- **Supplied information**:
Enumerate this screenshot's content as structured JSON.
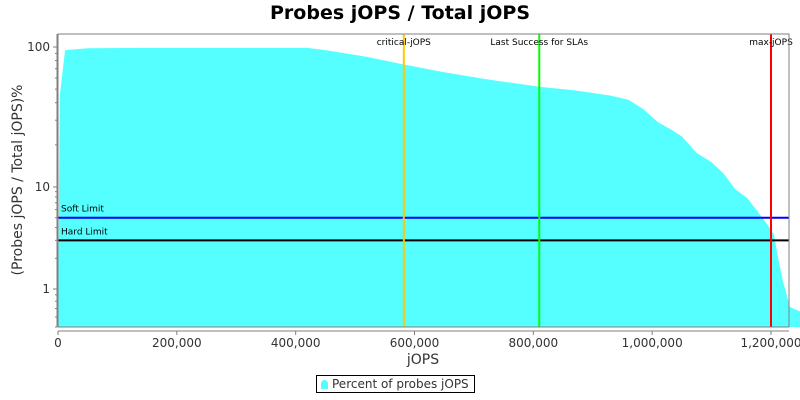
{
  "chart_data": {
    "type": "area",
    "title": "Probes jOPS / Total jOPS",
    "xlabel": "jOPS",
    "ylabel": "(Probes jOPS / Total jOPS)%",
    "yscale": "log",
    "xlim": [
      0,
      1250000
    ],
    "ylim": [
      0.5,
      130
    ],
    "grid": false,
    "legend_position": "bottom",
    "x_ticks": [
      {
        "value": 0,
        "label": "0"
      },
      {
        "value": 200000,
        "label": "200,000"
      },
      {
        "value": 400000,
        "label": "400,000"
      },
      {
        "value": 600000,
        "label": "600,000"
      },
      {
        "value": 800000,
        "label": "800,000"
      },
      {
        "value": 1000000,
        "label": "1,000,000"
      },
      {
        "value": 1200000,
        "label": "1,200,000"
      }
    ],
    "y_ticks": [
      {
        "value": 1,
        "label": "1"
      },
      {
        "value": 10,
        "label": "10"
      },
      {
        "value": 100,
        "label": "100"
      }
    ],
    "series": [
      {
        "name": "Percent of probes jOPS",
        "color": "#55ffff",
        "points": [
          [
            0,
            0.5
          ],
          [
            3000,
            45
          ],
          [
            12000,
            95
          ],
          [
            50000,
            98
          ],
          [
            150000,
            98.5
          ],
          [
            300000,
            98.5
          ],
          [
            420000,
            98.5
          ],
          [
            450000,
            95
          ],
          [
            520000,
            85
          ],
          [
            582000,
            75
          ],
          [
            650000,
            66
          ],
          [
            720000,
            59
          ],
          [
            810000,
            52
          ],
          [
            870000,
            49
          ],
          [
            930000,
            45
          ],
          [
            960000,
            42
          ],
          [
            985000,
            36
          ],
          [
            1010000,
            29
          ],
          [
            1030000,
            26
          ],
          [
            1050000,
            23
          ],
          [
            1075000,
            17.5
          ],
          [
            1100000,
            15
          ],
          [
            1120000,
            12.5
          ],
          [
            1140000,
            9.5
          ],
          [
            1160000,
            7.8
          ],
          [
            1180000,
            5.5
          ],
          [
            1195000,
            4.2
          ],
          [
            1205000,
            3.4
          ],
          [
            1212000,
            2.0
          ],
          [
            1220000,
            1.2
          ],
          [
            1232000,
            0.72
          ],
          [
            1250000,
            0.66
          ],
          [
            1250000,
            0.5
          ]
        ]
      }
    ],
    "horizontal_lines": [
      {
        "label": "Soft Limit",
        "value": 5.0,
        "color": "#0000ff"
      },
      {
        "label": "Hard Limit",
        "value": 3.0,
        "color": "#000000"
      }
    ],
    "vertical_lines": [
      {
        "label": "critical-jOPS",
        "value": 582000,
        "color": "#ffc800"
      },
      {
        "label": "Last Success for SLAs",
        "value": 810000,
        "color": "#00ff00"
      },
      {
        "label": "max-jOPS",
        "value": 1200000,
        "color": "#ff0000"
      }
    ]
  },
  "legend": {
    "label": "Percent of probes jOPS"
  }
}
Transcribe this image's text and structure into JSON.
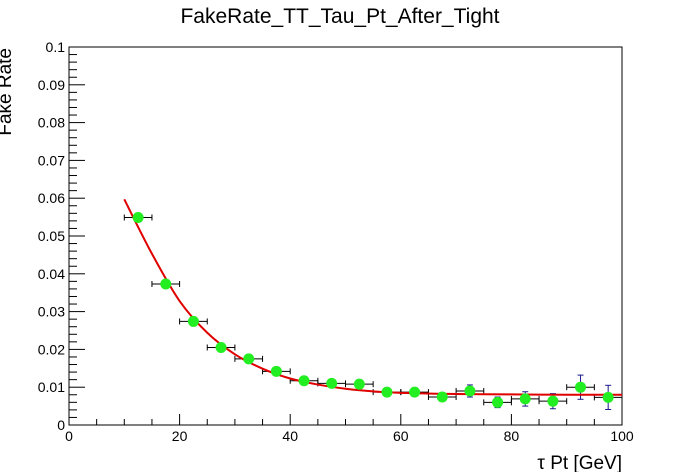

- **Given request**: For the listing above, give the number of lines in which the string "Total" occurs, and nothing else.

- **Complete response**: 2